> [Entries shown]
»»
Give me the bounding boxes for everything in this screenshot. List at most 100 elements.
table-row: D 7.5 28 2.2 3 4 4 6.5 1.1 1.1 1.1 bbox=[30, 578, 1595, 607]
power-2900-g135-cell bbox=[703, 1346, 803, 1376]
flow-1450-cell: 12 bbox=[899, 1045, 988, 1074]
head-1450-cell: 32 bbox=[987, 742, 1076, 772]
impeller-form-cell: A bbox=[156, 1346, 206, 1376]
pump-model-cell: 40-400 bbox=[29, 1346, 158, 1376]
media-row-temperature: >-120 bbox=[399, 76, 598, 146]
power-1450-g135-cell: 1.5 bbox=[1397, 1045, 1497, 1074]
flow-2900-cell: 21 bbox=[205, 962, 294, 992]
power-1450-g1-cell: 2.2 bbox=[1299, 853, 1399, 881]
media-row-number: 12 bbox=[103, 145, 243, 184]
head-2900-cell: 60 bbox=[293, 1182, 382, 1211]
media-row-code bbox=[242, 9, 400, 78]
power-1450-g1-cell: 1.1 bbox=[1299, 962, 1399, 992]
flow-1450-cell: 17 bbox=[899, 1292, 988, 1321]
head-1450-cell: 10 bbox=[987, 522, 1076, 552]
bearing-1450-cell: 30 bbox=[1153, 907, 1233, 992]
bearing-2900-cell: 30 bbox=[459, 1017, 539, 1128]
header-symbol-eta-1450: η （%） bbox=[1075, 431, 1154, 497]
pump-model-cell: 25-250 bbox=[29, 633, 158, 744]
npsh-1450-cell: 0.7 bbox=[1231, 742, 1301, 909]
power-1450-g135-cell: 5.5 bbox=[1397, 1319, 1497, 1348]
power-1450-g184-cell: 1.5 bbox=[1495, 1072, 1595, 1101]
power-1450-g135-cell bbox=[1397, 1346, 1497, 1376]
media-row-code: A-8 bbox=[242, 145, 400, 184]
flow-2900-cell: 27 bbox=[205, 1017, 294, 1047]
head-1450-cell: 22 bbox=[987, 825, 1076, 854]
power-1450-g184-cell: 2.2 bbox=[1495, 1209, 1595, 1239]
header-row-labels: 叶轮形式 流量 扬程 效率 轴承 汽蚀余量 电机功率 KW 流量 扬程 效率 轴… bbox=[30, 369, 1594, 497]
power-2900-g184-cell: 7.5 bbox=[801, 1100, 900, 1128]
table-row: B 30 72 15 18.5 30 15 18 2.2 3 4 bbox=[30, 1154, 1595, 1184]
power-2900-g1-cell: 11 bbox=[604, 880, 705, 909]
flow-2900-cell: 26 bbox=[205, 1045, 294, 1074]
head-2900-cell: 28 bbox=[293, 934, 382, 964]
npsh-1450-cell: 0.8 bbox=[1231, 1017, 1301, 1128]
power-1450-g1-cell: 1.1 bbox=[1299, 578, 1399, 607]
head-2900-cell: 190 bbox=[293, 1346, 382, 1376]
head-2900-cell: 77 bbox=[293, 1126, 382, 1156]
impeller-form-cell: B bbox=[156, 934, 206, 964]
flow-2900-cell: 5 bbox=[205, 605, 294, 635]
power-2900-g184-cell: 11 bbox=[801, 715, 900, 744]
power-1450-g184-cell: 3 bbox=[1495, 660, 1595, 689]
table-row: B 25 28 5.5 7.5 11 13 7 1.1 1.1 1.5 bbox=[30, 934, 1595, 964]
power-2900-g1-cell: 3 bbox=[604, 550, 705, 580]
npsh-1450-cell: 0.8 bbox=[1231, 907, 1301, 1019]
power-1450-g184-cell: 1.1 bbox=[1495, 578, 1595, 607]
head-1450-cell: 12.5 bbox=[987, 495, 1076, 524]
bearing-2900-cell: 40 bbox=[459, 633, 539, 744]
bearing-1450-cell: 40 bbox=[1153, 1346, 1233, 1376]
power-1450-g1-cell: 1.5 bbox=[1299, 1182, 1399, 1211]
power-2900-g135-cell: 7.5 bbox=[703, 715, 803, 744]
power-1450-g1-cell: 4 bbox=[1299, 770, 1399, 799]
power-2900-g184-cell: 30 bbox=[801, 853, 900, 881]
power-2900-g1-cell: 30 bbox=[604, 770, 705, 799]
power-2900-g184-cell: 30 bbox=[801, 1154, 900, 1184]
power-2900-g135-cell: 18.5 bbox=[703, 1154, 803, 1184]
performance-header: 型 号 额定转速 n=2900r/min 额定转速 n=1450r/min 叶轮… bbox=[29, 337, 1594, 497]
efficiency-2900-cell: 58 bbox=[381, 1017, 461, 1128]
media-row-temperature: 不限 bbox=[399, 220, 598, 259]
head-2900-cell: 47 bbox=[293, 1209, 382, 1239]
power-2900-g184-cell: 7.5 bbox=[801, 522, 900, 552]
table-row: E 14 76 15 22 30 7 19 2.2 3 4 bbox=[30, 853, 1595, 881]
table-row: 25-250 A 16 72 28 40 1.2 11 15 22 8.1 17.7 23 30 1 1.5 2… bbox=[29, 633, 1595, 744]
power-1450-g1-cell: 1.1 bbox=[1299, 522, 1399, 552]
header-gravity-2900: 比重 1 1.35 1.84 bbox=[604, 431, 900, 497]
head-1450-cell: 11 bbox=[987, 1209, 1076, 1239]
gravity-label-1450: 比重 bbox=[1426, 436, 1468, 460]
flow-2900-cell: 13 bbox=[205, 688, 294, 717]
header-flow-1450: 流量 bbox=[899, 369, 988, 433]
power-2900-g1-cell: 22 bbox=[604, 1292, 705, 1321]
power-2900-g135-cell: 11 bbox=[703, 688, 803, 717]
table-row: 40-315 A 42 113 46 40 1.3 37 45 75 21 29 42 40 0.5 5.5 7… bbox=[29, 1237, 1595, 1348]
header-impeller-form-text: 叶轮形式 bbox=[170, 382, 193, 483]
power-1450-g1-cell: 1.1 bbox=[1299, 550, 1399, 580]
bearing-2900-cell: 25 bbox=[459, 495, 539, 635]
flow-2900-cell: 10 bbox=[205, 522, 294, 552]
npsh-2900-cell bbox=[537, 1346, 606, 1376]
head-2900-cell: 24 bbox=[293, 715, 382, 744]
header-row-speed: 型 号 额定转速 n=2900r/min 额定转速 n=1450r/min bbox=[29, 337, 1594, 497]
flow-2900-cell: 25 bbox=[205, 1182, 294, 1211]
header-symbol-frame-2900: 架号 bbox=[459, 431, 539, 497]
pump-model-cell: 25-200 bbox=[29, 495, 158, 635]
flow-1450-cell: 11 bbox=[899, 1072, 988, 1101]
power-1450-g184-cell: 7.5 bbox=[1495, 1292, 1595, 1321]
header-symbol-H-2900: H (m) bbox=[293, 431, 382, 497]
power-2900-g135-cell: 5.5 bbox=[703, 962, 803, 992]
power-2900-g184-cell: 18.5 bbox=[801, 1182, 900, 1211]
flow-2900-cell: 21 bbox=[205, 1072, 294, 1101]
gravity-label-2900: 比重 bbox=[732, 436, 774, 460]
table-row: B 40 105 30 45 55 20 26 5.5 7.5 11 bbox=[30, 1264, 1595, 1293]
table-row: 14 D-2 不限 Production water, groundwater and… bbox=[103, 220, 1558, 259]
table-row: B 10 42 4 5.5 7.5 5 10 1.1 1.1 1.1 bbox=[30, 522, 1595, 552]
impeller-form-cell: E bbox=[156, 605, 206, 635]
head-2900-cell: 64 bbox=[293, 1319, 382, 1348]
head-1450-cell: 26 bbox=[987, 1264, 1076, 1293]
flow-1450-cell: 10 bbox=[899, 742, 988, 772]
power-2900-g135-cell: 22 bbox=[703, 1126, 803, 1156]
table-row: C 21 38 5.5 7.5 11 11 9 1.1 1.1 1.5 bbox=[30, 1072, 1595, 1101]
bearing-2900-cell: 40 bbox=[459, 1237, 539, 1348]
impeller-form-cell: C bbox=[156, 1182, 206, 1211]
««
> [Written exercise] Format the entries from the start through the line containing "head-1450-cell: 32 bbox=[987, 742, 1076, 772]" as a numbered list, leaving out any blank lines.

> [Written reply]
1. Give me the bounding boxes for everything in this screenshot. List at most 100 elements.
2. table-row: D 7.5 28 2.2 3 4 4 6.5 1.1 1.1 1.1 bbox=[30, 578, 1595, 607]
3. power-2900-g135-cell bbox=[703, 1346, 803, 1376]
4. flow-1450-cell: 12 bbox=[899, 1045, 988, 1074]
5. head-1450-cell: 32 bbox=[987, 742, 1076, 772]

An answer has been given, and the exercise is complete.